What is asked:
Reproduce exactly, with no other output, every line of the data below from the line containing "Enumerate this screenshot's" to the end, inclusive.

Records for the task:
##########
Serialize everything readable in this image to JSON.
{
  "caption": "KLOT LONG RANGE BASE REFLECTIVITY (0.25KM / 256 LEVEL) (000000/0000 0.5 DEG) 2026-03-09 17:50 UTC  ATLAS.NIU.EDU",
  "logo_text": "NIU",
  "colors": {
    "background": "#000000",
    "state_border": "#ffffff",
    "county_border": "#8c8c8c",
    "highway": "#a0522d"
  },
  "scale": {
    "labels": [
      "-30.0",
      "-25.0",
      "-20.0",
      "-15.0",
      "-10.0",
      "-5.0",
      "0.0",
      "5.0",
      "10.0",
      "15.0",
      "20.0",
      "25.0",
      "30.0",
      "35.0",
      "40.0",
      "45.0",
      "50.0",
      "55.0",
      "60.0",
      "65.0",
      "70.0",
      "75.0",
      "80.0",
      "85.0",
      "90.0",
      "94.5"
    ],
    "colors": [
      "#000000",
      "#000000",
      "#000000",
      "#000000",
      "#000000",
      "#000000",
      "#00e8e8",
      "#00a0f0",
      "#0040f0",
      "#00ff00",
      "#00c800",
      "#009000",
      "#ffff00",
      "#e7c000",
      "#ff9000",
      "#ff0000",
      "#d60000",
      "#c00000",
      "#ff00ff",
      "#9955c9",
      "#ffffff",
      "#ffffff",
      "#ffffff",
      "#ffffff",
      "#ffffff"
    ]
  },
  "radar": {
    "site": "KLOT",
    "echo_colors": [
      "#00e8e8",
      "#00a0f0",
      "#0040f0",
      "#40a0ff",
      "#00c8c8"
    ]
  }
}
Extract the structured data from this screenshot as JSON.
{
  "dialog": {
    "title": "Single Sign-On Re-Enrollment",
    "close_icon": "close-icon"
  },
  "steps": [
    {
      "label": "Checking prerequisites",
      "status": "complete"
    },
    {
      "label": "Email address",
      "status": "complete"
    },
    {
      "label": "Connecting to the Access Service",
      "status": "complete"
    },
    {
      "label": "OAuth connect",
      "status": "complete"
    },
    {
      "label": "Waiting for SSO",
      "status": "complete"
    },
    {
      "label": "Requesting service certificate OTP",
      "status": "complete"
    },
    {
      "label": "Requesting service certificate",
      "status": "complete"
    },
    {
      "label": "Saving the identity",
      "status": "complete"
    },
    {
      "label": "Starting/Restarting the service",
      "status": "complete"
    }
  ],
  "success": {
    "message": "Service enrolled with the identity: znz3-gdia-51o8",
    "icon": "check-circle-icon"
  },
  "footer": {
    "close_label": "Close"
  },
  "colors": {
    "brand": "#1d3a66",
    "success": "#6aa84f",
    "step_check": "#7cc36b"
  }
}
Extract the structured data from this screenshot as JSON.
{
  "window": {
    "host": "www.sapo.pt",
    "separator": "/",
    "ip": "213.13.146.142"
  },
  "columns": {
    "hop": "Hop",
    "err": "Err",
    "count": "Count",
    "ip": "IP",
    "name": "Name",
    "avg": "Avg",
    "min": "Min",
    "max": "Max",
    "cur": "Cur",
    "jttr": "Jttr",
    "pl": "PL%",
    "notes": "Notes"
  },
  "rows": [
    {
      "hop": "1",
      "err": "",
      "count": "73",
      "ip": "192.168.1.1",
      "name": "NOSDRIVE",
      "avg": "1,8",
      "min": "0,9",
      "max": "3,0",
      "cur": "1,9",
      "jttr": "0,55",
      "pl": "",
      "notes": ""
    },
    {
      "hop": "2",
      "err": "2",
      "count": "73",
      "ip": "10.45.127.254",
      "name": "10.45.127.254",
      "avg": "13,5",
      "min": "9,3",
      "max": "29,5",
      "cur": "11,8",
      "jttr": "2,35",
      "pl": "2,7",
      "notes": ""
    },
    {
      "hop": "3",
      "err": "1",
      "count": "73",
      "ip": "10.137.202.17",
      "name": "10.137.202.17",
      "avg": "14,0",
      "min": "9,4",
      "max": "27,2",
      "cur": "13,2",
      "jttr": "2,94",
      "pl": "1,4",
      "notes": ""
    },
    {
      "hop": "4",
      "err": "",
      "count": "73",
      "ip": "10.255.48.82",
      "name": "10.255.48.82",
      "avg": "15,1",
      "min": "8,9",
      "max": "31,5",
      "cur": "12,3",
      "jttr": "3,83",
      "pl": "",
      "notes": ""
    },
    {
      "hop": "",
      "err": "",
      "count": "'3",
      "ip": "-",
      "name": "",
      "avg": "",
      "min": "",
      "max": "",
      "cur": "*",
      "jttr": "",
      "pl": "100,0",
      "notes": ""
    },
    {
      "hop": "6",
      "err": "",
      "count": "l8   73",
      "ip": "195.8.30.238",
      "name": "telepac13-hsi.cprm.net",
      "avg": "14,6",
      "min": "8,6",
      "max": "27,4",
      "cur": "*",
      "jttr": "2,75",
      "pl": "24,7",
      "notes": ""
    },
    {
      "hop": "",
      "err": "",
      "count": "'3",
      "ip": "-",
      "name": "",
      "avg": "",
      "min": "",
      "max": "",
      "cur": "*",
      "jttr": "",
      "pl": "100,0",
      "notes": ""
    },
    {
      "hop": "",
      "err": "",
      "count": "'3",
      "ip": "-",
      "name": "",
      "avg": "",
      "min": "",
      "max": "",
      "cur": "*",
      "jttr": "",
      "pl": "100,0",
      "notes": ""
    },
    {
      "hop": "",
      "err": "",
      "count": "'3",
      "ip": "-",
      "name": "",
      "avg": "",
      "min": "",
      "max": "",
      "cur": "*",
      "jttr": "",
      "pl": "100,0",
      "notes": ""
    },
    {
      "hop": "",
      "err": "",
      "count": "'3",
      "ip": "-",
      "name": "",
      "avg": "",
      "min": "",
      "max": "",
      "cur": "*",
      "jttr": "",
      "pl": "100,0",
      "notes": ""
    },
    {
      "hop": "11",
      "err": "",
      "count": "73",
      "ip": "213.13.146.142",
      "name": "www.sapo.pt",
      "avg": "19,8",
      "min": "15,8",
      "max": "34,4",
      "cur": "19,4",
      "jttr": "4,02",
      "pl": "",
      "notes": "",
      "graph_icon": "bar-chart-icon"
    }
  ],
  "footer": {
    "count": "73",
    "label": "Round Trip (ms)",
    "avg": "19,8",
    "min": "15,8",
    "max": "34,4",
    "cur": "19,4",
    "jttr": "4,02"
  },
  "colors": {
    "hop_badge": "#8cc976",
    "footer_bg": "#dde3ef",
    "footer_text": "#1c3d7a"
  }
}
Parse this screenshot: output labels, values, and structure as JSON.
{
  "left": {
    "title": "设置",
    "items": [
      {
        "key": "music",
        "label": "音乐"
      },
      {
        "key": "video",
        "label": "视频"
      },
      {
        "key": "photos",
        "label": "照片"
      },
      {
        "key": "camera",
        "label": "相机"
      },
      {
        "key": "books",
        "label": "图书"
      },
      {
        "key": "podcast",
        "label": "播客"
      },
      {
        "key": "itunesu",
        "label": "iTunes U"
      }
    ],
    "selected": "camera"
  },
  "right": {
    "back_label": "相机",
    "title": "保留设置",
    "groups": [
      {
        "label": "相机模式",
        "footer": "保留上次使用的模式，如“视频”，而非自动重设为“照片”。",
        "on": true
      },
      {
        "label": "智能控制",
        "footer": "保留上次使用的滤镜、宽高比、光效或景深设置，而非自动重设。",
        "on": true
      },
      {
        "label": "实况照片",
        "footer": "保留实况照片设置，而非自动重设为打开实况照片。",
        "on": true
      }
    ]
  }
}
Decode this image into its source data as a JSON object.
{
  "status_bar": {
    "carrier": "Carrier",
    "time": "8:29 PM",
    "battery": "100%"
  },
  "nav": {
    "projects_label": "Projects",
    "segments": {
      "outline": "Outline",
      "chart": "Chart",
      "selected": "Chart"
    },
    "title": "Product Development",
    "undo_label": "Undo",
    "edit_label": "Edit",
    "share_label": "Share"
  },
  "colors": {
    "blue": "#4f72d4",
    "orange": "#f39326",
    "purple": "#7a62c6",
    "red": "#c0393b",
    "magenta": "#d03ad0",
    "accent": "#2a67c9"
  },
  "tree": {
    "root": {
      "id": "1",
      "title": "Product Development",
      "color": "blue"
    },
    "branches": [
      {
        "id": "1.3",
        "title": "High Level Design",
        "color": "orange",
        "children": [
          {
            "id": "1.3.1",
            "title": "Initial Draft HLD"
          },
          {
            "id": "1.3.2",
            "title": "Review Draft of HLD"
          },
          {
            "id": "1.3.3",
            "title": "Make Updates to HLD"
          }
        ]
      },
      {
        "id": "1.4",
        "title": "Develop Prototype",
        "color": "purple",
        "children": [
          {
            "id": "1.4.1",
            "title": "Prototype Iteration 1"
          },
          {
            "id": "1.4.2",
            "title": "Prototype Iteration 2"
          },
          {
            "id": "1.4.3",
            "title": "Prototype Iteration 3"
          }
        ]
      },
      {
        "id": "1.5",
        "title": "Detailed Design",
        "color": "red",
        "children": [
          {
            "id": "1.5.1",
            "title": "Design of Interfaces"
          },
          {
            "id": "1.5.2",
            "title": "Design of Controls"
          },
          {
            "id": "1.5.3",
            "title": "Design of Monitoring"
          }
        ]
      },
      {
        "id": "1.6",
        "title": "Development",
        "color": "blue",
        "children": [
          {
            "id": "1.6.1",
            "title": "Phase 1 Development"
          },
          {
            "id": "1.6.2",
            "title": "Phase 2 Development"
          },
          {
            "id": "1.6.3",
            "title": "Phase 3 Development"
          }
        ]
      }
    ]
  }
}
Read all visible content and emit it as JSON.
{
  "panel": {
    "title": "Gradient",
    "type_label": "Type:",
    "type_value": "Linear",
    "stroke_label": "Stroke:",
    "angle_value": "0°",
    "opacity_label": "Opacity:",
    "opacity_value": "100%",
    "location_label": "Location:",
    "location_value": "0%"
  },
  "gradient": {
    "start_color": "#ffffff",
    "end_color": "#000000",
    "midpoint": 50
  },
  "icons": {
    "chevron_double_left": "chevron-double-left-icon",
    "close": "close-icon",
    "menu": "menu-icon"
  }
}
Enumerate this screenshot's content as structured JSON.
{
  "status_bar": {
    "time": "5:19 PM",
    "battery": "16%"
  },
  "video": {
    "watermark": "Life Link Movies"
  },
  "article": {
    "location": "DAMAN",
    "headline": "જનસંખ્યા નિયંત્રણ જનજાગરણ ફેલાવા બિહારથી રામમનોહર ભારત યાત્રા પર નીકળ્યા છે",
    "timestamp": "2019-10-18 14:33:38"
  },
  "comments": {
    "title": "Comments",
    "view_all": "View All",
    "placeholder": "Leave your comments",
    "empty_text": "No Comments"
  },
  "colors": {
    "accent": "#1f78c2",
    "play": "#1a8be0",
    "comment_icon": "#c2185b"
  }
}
##########
Task result:
Enumerate this screenshot's content as structured JSON.
{
  "status_bar": {
    "time": "5:19 PM",
    "battery": "16%"
  },
  "video": {
    "watermark": "Life Link Movies"
  },
  "article": {
    "location": "DAMAN",
    "headline": "જનસંખ્યા નિયંત્રણ જનજાગરણ ફેલાવા બિહારથી રામમનોહર ભારત યાત્રા પર નીકળ્યા છે",
    "timestamp": "2019-10-18 14:33:38"
  },
  "comments": {
    "title": "Comments",
    "view_all": "View All",
    "placeholder": "Leave your comments",
    "empty_text": "No Comments"
  },
  "colors": {
    "accent": "#1f78c2",
    "play": "#1a8be0",
    "comment_icon": "#c2185b"
  }
}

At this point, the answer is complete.